### DATA TO PROCESS
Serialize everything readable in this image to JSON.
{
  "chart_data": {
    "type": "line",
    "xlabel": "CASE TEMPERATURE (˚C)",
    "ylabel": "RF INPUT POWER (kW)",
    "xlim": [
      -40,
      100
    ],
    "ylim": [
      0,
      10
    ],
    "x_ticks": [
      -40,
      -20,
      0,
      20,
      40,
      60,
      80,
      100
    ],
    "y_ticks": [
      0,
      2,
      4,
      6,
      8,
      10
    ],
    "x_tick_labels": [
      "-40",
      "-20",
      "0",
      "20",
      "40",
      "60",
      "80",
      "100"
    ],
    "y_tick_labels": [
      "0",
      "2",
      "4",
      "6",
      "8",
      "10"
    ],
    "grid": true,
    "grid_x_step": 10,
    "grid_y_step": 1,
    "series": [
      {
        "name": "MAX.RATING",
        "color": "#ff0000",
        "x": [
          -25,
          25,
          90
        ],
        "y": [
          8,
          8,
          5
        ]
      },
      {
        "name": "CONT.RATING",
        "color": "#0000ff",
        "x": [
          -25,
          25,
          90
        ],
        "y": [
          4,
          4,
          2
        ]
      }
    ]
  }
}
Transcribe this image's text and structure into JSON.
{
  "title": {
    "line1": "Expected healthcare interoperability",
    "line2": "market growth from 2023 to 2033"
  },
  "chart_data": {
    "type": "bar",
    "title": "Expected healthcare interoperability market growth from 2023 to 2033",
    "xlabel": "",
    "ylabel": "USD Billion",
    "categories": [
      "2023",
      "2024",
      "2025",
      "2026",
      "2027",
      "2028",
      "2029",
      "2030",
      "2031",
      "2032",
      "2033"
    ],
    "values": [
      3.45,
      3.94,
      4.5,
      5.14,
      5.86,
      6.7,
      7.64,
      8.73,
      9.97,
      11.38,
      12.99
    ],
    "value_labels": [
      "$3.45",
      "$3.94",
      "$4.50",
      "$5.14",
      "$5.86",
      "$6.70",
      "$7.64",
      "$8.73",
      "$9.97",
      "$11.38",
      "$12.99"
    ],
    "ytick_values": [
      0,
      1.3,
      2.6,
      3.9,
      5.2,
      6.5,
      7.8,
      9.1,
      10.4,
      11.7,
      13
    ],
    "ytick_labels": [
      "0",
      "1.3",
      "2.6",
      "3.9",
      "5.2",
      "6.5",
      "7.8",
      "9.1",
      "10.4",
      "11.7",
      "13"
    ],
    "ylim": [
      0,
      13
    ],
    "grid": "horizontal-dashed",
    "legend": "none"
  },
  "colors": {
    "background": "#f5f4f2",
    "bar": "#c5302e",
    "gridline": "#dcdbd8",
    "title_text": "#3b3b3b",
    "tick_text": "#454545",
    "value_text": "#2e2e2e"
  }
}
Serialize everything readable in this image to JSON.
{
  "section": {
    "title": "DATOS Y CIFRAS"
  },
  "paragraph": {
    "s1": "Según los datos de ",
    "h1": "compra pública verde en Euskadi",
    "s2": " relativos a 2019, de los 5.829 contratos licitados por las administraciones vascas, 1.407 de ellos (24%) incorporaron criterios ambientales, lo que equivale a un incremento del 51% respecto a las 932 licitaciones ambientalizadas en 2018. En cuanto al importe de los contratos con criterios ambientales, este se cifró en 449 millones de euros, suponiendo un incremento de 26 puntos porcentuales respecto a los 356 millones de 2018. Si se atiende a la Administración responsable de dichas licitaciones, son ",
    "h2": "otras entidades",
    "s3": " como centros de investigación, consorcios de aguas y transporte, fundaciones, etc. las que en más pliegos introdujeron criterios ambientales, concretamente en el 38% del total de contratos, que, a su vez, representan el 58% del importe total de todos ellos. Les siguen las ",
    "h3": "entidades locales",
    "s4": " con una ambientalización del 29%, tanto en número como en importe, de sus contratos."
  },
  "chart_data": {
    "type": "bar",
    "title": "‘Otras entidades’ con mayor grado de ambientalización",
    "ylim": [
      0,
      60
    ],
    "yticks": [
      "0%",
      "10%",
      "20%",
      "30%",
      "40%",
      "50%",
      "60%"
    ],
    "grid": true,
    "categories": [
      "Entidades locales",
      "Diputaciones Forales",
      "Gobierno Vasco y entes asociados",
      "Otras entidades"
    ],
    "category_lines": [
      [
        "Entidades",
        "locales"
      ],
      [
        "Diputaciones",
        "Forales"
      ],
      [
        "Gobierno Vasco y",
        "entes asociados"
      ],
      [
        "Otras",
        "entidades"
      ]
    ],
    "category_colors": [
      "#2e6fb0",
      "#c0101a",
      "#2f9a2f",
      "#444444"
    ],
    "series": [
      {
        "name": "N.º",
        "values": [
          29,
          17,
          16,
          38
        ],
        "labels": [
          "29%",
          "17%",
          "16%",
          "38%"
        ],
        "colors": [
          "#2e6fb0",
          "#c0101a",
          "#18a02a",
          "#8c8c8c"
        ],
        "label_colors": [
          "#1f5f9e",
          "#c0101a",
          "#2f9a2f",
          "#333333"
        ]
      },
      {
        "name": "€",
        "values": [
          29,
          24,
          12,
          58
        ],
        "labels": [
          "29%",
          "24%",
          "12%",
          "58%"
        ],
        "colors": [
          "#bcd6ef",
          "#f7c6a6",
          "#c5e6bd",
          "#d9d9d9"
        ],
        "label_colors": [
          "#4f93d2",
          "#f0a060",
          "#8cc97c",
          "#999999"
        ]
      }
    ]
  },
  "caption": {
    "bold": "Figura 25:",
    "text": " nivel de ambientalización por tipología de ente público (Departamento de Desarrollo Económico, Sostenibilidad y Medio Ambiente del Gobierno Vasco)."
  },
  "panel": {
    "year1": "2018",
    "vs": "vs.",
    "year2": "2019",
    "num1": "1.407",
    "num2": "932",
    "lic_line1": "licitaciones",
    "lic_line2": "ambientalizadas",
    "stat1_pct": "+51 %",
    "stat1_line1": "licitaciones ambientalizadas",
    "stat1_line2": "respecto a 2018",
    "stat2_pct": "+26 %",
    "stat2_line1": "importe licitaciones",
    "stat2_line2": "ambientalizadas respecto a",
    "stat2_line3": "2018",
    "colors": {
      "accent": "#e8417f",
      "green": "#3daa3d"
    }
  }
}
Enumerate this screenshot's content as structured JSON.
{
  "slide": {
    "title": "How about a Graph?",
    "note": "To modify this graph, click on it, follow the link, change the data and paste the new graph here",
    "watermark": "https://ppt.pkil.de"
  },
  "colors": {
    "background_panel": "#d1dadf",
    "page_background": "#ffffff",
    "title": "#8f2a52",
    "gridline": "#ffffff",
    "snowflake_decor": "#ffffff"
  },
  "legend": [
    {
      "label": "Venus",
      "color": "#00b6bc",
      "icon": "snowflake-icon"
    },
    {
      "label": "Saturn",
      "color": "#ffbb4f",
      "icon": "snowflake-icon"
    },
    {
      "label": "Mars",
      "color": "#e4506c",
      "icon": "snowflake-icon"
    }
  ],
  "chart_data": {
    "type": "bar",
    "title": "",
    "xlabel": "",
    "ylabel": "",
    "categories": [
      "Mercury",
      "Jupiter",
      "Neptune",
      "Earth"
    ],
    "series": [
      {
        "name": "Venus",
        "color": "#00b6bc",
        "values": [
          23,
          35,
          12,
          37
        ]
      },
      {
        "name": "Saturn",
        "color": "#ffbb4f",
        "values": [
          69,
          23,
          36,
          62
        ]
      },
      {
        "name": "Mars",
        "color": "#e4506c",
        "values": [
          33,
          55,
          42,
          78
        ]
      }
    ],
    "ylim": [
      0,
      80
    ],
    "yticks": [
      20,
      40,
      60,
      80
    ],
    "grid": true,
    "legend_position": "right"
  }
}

### PROBLEM TO SOLVE
Copy all lines above containing the string "contratos".

### RESPONSE TO THIS TASK
    "s2": " relativos a 2019, de los 5.829 contratos licitados por las administraciones vascas, 1.407 de ellos (24%) incorporaron criterios ambientales, lo que equivale a un incremento del 51% respecto a las 932 licitaciones ambientalizadas en 2018. En cuanto al importe de los contratos con criterios ambientales, este se cifró en 449 millones de euros, suponiendo un incremento de 26 puntos porcentuales respecto a los 356 millones de 2018. Si se atiende a la Administración responsable de dichas licitaciones, son ",
    "s3": " como centros de investigación, consorcios de aguas y transporte, fundaciones, etc. las que en más pliegos introdujeron criterios ambientales, concretamente en el 38% del total de contratos, que, a su vez, representan el 58% del importe total de todos ellos. Les siguen las ",
    "s4": " con una ambientalización del 29%, tanto en número como en importe, de sus contratos."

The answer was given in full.